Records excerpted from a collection
————
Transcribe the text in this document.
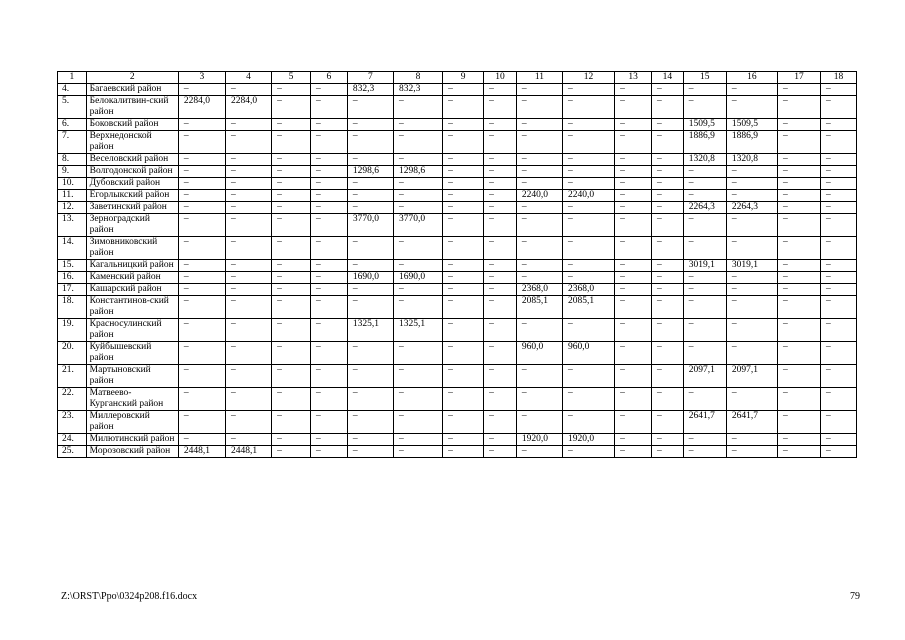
1	2	3	4	5	6	7	8	9	10	11	12	13	14	15	16	17	18
4.	Багаевский район	–	–	–	–	832,3	832,3	–	–	–	–	–	–	–	–	–	–
5.	Белокалитвин-ский район	2284,0	2284,0	–	–	–	–	–	–	–	–	–	–	–	–	–	–
6.	Боковский район	–	–	–	–	–	–	–	–	–	–	–	–	1509,5	1509,5	–	–
7.	Верхнедонской район	–	–	–	–	–	–	–	–	–	–	–	–	1886,9	1886,9	–	–
8.	Веселовский район	–	–	–	–	–	–	–	–	–	–	–	–	1320,8	1320,8	–	–
9.	Волгодонской район	–	–	–	–	1298,6	1298,6	–	–	–	–	–	–	–	–	–	–
10.	Дубовский район	–	–	–	–	–	–	–	–	–	–	–	–	–	–	–	–
11.	Егорлыкский район	–	–	–	–	–	–	–	–	2240,0	2240,0	–	–	–	–	–	–
12.	Заветинский район	–	–	–	–	–	–	–	–	–	–	–	–	2264,3	2264,3	–	–
13.	Зерноградский район	–	–	–	–	3770,0	3770,0	–	–	–	–	–	–	–	–	–	–
14.	Зимовниковский район	–	–	–	–	–	–	–	–	–	–	–	–	–	–	–	–
15.	Кагальницкий район	–	–	–	–	–	–	–	–	–	–	–	–	3019,1	3019,1	–	–
16.	Каменский район	–	–	–	–	1690,0	1690,0	–	–	–	–	–	–	–	–	–	–
17.	Кашарский район	–	–	–	–	–	–	–	–	2368,0	2368,0	–	–	–	–	–	–
18.	Константинов-ский район	–	–	–	–	–	–	–	–	2085,1	2085,1	–	–	–	–	–	–
19.	Красносулинский район	–	–	–	–	1325,1	1325,1	–	–	–	–	–	–	–	–	–	–
20.	Куйбышевский район	–	–	–	–	–	–	–	–	960,0	960,0	–	–	–	–	–	–
21.	Мартыновский район	–	–	–	–	–	–	–	–	–	–	–	–	2097,1	2097,1	–	–
22.	Матвеево-Курганский район	–	–	–	–	–	–	–	–	–	–	–	–	–	–	–	–
23.	Миллеровский район	–	–	–	–	–	–	–	–	–	–	–	–	2641,7	2641,7	–	–
24.	Милютинский район	–	–	–	–	–	–	–	–	1920,0	1920,0	–	–	–	–	–	–
25.	Морозовский район	2448,1	2448,1	–	–	–	–	–	–	–	–	–	–	–	–	–	–
Z:\ORST\Ppo\0324p208.f16.docx	79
————
- [EXERCISE]: Write the records out again in full, exactly, and skip every picture.

- [THE SOLUTION]:
Transcribe the text in this document.
1	2	3	4	5	6	7	8	9	10	11	12	13	14	15	16	17	18
4.	Багаевский район	–	–	–	–	832,3	832,3	–	–	–	–	–	–	–	–	–	–
5.	Белокалитвин-ский район	2284,0	2284,0	–	–	–	–	–	–	–	–	–	–	–	–	–	–
6.	Боковский район	–	–	–	–	–	–	–	–	–	–	–	–	1509,5	1509,5	–	–
7.	Верхнедонской район	–	–	–	–	–	–	–	–	–	–	–	–	1886,9	1886,9	–	–
8.	Веселовский район	–	–	–	–	–	–	–	–	–	–	–	–	1320,8	1320,8	–	–
9.	Волгодонской район	–	–	–	–	1298,6	1298,6	–	–	–	–	–	–	–	–	–	–
10.	Дубовский район	–	–	–	–	–	–	–	–	–	–	–	–	–	–	–	–
11.	Егорлыкский район	–	–	–	–	–	–	–	–	2240,0	2240,0	–	–	–	–	–	–
12.	Заветинский район	–	–	–	–	–	–	–	–	–	–	–	–	2264,3	2264,3	–	–
13.	Зерноградский район	–	–	–	–	3770,0	3770,0	–	–	–	–	–	–	–	–	–	–
14.	Зимовниковский район	–	–	–	–	–	–	–	–	–	–	–	–	–	–	–	–
15.	Кагальницкий район	–	–	–	–	–	–	–	–	–	–	–	–	3019,1	3019,1	–	–
16.	Каменский район	–	–	–	–	1690,0	1690,0	–	–	–	–	–	–	–	–	–	–
17.	Кашарский район	–	–	–	–	–	–	–	–	2368,0	2368,0	–	–	–	–	–	–
18.	Константинов-ский район	–	–	–	–	–	–	–	–	2085,1	2085,1	–	–	–	–	–	–
19.	Красносулинский район	–	–	–	–	1325,1	1325,1	–	–	–	–	–	–	–	–	–	–
20.	Куйбышевский район	–	–	–	–	–	–	–	–	960,0	960,0	–	–	–	–	–	–
21.	Мартыновский район	–	–	–	–	–	–	–	–	–	–	–	–	2097,1	2097,1	–	–
22.	Матвеево-Курганский район	–	–	–	–	–	–	–	–	–	–	–	–	–	–	–	–
23.	Миллеровский район	–	–	–	–	–	–	–	–	–	–	–	–	2641,7	2641,7	–	–
24.	Милютинский район	–	–	–	–	–	–	–	–	1920,0	1920,0	–	–	–	–	–	–
25.	Морозовский район	2448,1	2448,1	–	–	–	–	–	–	–	–	–	–	–	–	–	–
Z:\ORST\Ppo\0324p208.f16.docx	79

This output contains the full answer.